Exercise instructions: Write out every entry exactly as it stands.

==== Recorded information

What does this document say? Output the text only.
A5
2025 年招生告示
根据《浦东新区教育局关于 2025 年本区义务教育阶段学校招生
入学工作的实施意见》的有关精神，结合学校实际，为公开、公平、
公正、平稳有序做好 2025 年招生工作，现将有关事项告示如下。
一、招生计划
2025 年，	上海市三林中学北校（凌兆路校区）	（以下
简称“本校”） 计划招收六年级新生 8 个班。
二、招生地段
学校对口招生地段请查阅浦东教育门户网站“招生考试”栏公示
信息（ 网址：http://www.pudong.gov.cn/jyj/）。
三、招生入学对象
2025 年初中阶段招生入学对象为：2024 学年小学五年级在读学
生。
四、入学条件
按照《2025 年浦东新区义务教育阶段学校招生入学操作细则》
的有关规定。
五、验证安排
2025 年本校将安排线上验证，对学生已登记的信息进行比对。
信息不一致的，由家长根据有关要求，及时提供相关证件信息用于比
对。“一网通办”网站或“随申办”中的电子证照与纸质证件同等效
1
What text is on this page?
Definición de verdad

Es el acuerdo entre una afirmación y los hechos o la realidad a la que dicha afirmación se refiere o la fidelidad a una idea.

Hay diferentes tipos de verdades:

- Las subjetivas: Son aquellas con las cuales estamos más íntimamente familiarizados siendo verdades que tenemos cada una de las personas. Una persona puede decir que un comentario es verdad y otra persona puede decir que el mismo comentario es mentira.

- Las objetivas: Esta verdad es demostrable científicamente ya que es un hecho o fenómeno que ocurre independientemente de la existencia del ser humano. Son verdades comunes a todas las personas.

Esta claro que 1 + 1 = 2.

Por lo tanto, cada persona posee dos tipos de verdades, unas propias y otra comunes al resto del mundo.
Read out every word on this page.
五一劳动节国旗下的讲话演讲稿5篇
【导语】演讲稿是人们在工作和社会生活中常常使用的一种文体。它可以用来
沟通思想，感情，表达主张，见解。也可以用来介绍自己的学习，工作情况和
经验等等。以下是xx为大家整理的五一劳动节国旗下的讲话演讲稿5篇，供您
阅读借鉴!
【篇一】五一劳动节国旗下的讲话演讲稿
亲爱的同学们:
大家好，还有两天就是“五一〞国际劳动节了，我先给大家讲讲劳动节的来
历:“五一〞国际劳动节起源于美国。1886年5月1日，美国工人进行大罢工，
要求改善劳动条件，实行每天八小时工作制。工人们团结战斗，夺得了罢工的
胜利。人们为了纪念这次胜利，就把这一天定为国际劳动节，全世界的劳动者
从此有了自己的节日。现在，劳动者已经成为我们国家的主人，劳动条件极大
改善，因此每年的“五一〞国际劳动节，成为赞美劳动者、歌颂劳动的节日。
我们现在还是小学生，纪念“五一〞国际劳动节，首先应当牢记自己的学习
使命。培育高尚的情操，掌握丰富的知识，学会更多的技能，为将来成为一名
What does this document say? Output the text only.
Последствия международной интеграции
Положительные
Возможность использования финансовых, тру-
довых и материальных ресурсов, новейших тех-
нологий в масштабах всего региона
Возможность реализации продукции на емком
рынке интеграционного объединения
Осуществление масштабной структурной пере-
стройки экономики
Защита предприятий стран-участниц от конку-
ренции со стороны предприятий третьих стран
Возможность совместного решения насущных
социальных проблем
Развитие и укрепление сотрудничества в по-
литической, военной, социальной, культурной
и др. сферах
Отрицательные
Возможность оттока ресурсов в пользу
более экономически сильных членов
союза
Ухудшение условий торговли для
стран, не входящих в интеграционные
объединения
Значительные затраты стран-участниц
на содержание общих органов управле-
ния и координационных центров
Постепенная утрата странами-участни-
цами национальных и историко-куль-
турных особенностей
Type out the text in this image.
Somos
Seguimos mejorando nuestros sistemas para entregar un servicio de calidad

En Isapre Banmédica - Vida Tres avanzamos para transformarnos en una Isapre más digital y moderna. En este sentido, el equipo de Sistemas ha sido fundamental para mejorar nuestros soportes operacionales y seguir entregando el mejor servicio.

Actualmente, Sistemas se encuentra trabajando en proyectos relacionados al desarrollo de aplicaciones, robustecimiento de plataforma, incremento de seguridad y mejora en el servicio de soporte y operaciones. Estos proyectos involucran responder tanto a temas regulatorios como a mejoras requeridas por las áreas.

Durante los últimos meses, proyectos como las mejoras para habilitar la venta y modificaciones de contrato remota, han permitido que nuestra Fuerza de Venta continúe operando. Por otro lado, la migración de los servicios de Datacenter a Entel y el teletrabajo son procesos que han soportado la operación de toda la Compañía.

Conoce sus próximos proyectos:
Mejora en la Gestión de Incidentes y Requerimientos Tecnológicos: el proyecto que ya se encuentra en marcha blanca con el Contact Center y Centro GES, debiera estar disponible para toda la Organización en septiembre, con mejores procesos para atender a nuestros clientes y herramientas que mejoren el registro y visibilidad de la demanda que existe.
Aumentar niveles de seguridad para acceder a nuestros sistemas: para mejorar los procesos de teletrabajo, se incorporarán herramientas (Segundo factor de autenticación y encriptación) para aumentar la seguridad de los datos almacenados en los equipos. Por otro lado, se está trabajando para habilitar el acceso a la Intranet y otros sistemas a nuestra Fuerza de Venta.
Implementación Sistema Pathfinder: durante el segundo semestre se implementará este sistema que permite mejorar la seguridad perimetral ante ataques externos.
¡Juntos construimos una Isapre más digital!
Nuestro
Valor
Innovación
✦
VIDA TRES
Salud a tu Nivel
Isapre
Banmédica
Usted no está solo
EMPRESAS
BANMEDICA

========

Answer in full:
What does this document say? Output the text only.
A5
2025 年招生告示
根据《浦东新区教育局关于 2025 年本区义务教育阶段学校招生
入学工作的实施意见》的有关精神，结合学校实际，为公开、公平、
公正、平稳有序做好 2025 年招生工作，现将有关事项告示如下。
一、招生计划
2025 年，	上海市三林中学北校（凌兆路校区）	（以下
简称“本校”） 计划招收六年级新生 8 个班。
二、招生地段
学校对口招生地段请查阅浦东教育门户网站“招生考试”栏公示
信息（ 网址：http://www.pudong.gov.cn/jyj/）。
三、招生入学对象
2025 年初中阶段招生入学对象为：2024 学年小学五年级在读学
生。
四、入学条件
按照《2025 年浦东新区义务教育阶段学校招生入学操作细则》
的有关规定。
五、验证安排
2025 年本校将安排线上验证，对学生已登记的信息进行比对。
信息不一致的，由家长根据有关要求，及时提供相关证件信息用于比
对。“一网通办”网站或“随申办”中的电子证照与纸质证件同等效
1
What text is on this page?
Definición de verdad

Es el acuerdo entre una afirmación y los hechos o la realidad a la que dicha afirmación se refiere o la fidelidad a una idea.

Hay diferentes tipos de verdades:

- Las subjetivas: Son aquellas con las cuales estamos más íntimamente familiarizados siendo verdades que tenemos cada una de las personas. Una persona puede decir que un comentario es verdad y otra persona puede decir que el mismo comentario es mentira.

- Las objetivas: Esta verdad es demostrable científicamente ya que es un hecho o fenómeno que ocurre independientemente de la existencia del ser humano. Son verdades comunes a todas las personas.

Esta claro que 1 + 1 = 2.

Por lo tanto, cada persona posee dos tipos de verdades, unas propias y otra comunes al resto del mundo.
Read out every word on this page.
五一劳动节国旗下的讲话演讲稿5篇
【导语】演讲稿是人们在工作和社会生活中常常使用的一种文体。它可以用来
沟通思想，感情，表达主张，见解。也可以用来介绍自己的学习，工作情况和
经验等等。以下是xx为大家整理的五一劳动节国旗下的讲话演讲稿5篇，供您
阅读借鉴!
【篇一】五一劳动节国旗下的讲话演讲稿
亲爱的同学们:
大家好，还有两天就是“五一〞国际劳动节了，我先给大家讲讲劳动节的来
历:“五一〞国际劳动节起源于美国。1886年5月1日，美国工人进行大罢工，
要求改善劳动条件，实行每天八小时工作制。工人们团结战斗，夺得了罢工的
胜利。人们为了纪念这次胜利，就把这一天定为国际劳动节，全世界的劳动者
从此有了自己的节日。现在，劳动者已经成为我们国家的主人，劳动条件极大
改善，因此每年的“五一〞国际劳动节，成为赞美劳动者、歌颂劳动的节日。
我们现在还是小学生，纪念“五一〞国际劳动节，首先应当牢记自己的学习
使命。培育高尚的情操，掌握丰富的知识，学会更多的技能，为将来成为一名
What does this document say? Output the text only.
Последствия международной интеграции
Положительные
Возможность использования финансовых, тру-
довых и материальных ресурсов, новейших тех-
нологий в масштабах всего региона
Возможность реализации продукции на емком
рынке интеграционного объединения
Осуществление масштабной структурной пере-
стройки экономики
Защита предприятий стран-участниц от конку-
ренции со стороны предприятий третьих стран
Возможность совместного решения насущных
социальных проблем
Развитие и укрепление сотрудничества в по-
литической, военной, социальной, культурной
и др. сферах
Отрицательные
Возможность оттока ресурсов в пользу
более экономически сильных членов
союза
Ухудшение условий торговли для
стран, не входящих в интеграционные
объединения
Значительные затраты стран-участниц
на содержание общих органов управле-
ния и координационных центров
Постепенная утрата странами-участни-
цами национальных и историко-куль-
турных особенностей
Type out the text in this image.
Somos
Seguimos mejorando nuestros sistemas para entregar un servicio de calidad

En Isapre Banmédica - Vida Tres avanzamos para transformarnos en una Isapre más digital y moderna. En este sentido, el equipo de Sistemas ha sido fundamental para mejorar nuestros soportes operacionales y seguir entregando el mejor servicio.

Actualmente, Sistemas se encuentra trabajando en proyectos relacionados al desarrollo de aplicaciones, robustecimiento de plataforma, incremento de seguridad y mejora en el servicio de soporte y operaciones. Estos proyectos involucran responder tanto a temas regulatorios como a mejoras requeridas por las áreas.

Durante los últimos meses, proyectos como las mejoras para habilitar la venta y modificaciones de contrato remota, han permitido que nuestra Fuerza de Venta continúe operando. Por otro lado, la migración de los servicios de Datacenter a Entel y el teletrabajo son procesos que han soportado la operación de toda la Compañía.

Conoce sus próximos proyectos:
Mejora en la Gestión de Incidentes y Requerimientos Tecnológicos: el proyecto que ya se encuentra en marcha blanca con el Contact Center y Centro GES, debiera estar disponible para toda la Organización en septiembre, con mejores procesos para atender a nuestros clientes y herramientas que mejoren el registro y visibilidad de la demanda que existe.
Aumentar niveles de seguridad para acceder a nuestros sistemas: para mejorar los procesos de teletrabajo, se incorporarán herramientas (Segundo factor de autenticación y encriptación) para aumentar la seguridad de los datos almacenados en los equipos. Por otro lado, se está trabajando para habilitar el acceso a la Intranet y otros sistemas a nuestra Fuerza de Venta.
Implementación Sistema Pathfinder: durante el segundo semestre se implementará este sistema que permite mejorar la seguridad perimetral ante ataques externos.
¡Juntos construimos una Isapre más digital!
Nuestro
Valor
Innovación
✦
VIDA TRES
Salud a tu Nivel
Isapre
Banmédica
Usted no está solo
EMPRESAS
BANMEDICA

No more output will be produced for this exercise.